PROBLEM TO SOLVE:
Extract all lines in the data that contain the word "خلفاؤه".

____________

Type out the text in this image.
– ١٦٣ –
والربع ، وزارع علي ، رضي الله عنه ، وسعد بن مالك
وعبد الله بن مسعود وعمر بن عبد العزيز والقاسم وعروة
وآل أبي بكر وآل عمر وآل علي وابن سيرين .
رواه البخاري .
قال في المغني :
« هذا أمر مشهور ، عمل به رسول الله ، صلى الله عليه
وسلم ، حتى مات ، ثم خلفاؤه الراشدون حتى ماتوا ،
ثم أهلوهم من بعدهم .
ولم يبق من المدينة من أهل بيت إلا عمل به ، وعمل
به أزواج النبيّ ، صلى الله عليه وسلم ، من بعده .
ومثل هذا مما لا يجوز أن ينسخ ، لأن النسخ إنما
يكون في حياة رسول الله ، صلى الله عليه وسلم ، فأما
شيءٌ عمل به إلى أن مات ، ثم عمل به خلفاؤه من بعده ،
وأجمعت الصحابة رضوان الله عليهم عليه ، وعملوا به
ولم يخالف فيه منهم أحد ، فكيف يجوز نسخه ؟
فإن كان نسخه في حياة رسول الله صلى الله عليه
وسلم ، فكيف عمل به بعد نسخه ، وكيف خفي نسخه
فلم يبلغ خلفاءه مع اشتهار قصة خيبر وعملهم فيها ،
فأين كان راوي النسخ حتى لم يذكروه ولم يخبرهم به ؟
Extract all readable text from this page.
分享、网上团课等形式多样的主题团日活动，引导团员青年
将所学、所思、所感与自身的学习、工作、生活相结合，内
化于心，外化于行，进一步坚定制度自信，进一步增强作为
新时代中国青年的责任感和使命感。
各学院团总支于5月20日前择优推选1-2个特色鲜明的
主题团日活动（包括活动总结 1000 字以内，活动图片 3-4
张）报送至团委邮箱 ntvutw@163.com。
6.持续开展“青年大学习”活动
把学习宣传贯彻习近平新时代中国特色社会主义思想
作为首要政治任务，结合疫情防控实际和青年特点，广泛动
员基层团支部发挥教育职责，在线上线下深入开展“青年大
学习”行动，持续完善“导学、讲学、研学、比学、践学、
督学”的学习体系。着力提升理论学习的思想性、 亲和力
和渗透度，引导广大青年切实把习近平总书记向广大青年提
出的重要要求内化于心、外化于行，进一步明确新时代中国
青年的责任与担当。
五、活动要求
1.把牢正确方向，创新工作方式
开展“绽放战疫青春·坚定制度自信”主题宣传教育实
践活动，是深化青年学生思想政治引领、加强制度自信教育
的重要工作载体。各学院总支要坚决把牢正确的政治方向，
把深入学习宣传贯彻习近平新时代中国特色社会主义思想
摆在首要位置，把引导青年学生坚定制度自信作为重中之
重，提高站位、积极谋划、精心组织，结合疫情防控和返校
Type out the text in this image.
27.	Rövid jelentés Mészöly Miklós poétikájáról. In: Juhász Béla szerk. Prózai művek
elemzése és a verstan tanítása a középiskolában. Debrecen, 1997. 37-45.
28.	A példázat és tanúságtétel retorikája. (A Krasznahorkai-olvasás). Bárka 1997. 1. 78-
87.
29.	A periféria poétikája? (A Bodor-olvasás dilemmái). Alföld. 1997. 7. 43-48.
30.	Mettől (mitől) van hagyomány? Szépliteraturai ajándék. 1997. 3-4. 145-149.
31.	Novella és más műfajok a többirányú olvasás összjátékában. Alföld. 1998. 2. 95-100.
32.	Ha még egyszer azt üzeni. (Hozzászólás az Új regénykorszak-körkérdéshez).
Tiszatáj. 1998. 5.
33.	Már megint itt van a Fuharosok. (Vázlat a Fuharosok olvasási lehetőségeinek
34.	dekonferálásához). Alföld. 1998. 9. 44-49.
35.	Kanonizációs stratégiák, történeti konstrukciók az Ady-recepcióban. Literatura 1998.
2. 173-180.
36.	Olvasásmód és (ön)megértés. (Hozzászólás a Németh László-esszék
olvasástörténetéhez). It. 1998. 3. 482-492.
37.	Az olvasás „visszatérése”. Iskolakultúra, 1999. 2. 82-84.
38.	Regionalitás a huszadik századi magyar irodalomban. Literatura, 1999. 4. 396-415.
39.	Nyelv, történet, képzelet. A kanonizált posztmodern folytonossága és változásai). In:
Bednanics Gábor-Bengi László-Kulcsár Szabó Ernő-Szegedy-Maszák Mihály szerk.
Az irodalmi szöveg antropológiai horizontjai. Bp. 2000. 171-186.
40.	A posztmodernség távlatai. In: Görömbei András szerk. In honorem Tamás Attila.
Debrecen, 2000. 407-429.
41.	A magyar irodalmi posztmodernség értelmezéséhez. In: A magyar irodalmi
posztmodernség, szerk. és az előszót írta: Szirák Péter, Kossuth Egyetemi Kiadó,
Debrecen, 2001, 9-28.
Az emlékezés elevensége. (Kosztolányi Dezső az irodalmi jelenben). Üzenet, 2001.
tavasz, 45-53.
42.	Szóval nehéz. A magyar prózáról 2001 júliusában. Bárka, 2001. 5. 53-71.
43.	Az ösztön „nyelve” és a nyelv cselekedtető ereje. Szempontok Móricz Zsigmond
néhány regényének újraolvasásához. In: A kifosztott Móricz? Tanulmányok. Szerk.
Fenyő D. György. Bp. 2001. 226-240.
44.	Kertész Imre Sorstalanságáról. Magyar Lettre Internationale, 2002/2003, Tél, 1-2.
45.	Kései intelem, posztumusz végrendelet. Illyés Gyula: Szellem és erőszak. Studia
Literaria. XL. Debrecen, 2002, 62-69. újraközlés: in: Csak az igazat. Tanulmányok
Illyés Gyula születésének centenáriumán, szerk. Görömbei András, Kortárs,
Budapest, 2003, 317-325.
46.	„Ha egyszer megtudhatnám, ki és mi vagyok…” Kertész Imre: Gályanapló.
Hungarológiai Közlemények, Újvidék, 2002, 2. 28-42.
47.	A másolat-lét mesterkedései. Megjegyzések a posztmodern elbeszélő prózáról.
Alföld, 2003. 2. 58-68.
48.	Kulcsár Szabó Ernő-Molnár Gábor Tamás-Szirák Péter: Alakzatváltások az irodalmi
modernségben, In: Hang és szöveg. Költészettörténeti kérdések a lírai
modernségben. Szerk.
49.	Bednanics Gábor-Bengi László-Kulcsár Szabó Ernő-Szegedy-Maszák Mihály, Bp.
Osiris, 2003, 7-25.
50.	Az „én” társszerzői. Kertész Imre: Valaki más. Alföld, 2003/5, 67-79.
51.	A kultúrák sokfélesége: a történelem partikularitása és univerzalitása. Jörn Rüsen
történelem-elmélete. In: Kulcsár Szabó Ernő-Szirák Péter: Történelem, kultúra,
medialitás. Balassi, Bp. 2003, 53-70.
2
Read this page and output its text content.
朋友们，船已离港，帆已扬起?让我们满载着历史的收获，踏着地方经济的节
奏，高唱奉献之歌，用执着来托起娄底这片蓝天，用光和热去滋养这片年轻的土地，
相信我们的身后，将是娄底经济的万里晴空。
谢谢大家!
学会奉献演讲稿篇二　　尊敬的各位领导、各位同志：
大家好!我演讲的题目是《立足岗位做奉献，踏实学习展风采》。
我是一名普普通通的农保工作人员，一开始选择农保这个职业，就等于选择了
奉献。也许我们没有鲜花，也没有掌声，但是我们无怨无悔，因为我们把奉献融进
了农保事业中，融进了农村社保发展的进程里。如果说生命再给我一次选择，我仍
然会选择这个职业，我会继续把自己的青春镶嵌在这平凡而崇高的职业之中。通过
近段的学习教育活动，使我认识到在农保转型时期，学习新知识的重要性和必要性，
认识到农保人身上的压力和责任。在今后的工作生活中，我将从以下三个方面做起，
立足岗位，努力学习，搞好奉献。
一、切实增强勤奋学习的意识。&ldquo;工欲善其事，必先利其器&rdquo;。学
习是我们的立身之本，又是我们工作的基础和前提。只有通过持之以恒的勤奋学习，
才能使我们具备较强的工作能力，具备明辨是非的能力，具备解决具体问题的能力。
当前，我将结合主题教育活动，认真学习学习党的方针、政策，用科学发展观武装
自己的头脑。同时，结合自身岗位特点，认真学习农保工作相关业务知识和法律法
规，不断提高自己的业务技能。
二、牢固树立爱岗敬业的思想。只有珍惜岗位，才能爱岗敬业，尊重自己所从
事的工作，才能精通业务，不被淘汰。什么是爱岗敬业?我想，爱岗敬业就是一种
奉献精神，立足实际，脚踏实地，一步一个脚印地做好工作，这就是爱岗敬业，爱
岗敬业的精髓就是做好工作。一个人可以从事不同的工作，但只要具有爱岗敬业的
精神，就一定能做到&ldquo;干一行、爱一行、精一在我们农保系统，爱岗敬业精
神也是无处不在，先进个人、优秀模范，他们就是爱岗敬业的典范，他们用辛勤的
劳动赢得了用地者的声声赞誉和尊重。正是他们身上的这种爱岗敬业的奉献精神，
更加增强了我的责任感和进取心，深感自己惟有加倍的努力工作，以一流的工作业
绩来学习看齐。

____________

ANSWER TO THE PROBLEM:
وسلم ، حتى مات ، ثم خلفاؤه الراشدون حتى ماتوا ،
شيءٌ عمل به إلى أن مات ، ثم عمل به خلفاؤه من بعده ،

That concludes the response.